▸ **Written problem**: Write down each entry again, exactly as it reads.

▸ **Supplied records**:
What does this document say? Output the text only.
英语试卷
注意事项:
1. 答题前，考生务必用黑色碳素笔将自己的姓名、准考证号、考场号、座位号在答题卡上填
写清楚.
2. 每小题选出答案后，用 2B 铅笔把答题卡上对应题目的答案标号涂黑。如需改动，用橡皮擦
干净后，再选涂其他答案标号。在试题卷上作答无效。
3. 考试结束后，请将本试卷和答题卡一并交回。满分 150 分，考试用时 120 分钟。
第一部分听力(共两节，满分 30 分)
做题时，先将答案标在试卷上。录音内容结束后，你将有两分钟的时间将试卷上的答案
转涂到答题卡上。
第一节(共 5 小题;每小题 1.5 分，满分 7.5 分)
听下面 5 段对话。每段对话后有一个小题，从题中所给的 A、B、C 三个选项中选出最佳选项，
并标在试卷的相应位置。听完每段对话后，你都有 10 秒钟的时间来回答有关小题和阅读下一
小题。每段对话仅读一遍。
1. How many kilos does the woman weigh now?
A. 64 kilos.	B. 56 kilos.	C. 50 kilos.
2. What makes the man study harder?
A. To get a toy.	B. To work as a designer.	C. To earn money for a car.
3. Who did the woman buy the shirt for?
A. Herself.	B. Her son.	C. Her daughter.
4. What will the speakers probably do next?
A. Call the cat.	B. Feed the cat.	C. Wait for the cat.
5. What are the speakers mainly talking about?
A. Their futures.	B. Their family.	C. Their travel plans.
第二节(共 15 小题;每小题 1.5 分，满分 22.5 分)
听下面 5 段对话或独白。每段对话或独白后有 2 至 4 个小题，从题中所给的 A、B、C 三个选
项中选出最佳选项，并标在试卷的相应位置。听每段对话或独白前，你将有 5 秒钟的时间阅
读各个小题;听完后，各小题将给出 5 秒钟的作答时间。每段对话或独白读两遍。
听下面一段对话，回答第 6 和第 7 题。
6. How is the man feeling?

▸ **In response**:
What does this document say? Output the text only.
英语试卷
注意事项:
1. 答题前，考生务必用黑色碳素笔将自己的姓名、准考证号、考场号、座位号在答题卡上填
写清楚.
2. 每小题选出答案后，用 2B 铅笔把答题卡上对应题目的答案标号涂黑。如需改动，用橡皮擦
干净后，再选涂其他答案标号。在试题卷上作答无效。
3. 考试结束后，请将本试卷和答题卡一并交回。满分 150 分，考试用时 120 分钟。
第一部分听力(共两节，满分 30 分)
做题时，先将答案标在试卷上。录音内容结束后，你将有两分钟的时间将试卷上的答案
转涂到答题卡上。
第一节(共 5 小题;每小题 1.5 分，满分 7.5 分)
听下面 5 段对话。每段对话后有一个小题，从题中所给的 A、B、C 三个选项中选出最佳选项，
并标在试卷的相应位置。听完每段对话后，你都有 10 秒钟的时间来回答有关小题和阅读下一
小题。每段对话仅读一遍。
1. How many kilos does the woman weigh now?
A. 64 kilos.	B. 56 kilos.	C. 50 kilos.
2. What makes the man study harder?
A. To get a toy.	B. To work as a designer.	C. To earn money for a car.
3. Who did the woman buy the shirt for?
A. Herself.	B. Her son.	C. Her daughter.
4. What will the speakers probably do next?
A. Call the cat.	B. Feed the cat.	C. Wait for the cat.
5. What are the speakers mainly talking about?
A. Their futures.	B. Their family.	C. Their travel plans.
第二节(共 15 小题;每小题 1.5 分，满分 22.5 分)
听下面 5 段对话或独白。每段对话或独白后有 2 至 4 个小题，从题中所给的 A、B、C 三个选
项中选出最佳选项，并标在试卷的相应位置。听每段对话或独白前，你将有 5 秒钟的时间阅
读各个小题;听完后，各小题将给出 5 秒钟的作答时间。每段对话或独白读两遍。
听下面一段对话，回答第 6 和第 7 题。
6. How is the man feeling?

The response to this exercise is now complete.